Written exercise: Find all lines in the records that include the word "Maçã", and copy them out.

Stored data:
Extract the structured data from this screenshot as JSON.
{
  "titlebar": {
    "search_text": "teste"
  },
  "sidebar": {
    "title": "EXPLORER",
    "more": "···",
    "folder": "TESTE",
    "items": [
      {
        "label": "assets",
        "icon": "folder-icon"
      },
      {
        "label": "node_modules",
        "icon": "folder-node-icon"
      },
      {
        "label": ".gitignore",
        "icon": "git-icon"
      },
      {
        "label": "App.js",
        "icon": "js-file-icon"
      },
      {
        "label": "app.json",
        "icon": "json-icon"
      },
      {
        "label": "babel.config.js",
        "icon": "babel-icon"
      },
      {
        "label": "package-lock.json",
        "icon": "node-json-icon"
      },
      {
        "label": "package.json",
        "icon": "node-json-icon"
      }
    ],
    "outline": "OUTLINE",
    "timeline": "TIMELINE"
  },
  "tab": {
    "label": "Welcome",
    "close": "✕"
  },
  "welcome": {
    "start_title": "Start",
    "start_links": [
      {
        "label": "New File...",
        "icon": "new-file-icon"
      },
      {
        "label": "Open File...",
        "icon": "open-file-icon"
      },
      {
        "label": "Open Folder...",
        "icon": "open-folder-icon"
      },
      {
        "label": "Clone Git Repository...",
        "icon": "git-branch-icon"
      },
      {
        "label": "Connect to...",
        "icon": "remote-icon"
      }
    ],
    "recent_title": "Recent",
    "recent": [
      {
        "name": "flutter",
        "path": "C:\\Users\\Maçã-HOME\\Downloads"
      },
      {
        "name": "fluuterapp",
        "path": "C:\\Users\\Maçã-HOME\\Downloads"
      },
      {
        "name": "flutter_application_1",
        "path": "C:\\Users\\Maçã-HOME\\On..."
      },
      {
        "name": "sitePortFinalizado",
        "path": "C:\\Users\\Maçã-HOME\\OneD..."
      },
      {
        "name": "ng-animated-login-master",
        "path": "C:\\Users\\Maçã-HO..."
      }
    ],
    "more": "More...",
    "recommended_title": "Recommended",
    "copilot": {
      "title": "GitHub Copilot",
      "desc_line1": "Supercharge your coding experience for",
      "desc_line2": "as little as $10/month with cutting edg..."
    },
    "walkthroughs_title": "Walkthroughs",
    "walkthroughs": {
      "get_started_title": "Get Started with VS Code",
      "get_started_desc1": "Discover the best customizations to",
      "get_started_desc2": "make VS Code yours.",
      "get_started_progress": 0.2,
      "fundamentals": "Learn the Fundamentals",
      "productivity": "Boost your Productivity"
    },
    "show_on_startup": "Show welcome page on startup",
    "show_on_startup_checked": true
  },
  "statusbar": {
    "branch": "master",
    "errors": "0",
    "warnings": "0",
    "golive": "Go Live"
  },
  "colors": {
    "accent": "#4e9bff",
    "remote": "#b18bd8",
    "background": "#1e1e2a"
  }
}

==

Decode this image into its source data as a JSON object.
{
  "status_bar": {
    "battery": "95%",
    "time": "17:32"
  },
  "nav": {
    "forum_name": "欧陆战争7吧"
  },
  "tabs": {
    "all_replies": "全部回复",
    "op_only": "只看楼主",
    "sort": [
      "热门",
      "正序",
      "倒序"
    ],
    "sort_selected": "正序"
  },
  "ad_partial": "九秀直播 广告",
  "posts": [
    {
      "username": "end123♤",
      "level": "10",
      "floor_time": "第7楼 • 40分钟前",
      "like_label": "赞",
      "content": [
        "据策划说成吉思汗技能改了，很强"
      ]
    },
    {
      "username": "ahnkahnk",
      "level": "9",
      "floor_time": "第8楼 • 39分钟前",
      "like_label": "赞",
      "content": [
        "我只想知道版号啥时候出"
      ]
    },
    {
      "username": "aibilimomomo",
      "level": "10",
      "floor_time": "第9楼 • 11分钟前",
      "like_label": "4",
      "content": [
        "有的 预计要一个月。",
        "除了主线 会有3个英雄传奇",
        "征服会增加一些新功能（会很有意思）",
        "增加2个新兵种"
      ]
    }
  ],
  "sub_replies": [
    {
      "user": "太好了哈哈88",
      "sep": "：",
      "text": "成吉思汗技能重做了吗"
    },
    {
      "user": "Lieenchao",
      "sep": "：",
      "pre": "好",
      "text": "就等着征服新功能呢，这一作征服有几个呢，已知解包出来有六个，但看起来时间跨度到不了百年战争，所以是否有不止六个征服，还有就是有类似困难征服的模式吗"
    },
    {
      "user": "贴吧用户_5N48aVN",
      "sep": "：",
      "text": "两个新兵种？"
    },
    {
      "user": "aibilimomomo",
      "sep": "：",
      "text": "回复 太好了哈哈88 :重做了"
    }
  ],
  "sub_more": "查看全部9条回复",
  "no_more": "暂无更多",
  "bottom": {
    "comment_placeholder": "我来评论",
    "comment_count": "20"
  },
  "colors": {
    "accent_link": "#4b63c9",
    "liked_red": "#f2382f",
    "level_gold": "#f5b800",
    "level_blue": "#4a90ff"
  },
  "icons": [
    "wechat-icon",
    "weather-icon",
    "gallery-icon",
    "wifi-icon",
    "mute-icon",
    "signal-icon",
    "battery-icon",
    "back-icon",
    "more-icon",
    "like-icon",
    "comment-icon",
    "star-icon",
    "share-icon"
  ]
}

Exercise solution:
        "path": "C:\\Users\\Maçã-HOME\\Downloads"
        "path": "C:\\Users\\Maçã-HOME\\Downloads"
        "path": "C:\\Users\\Maçã-HOME\\On..."
        "path": "C:\\Users\\Maçã-HOME\\OneD..."
        "path": "C:\\Users\\Maçã-HO..."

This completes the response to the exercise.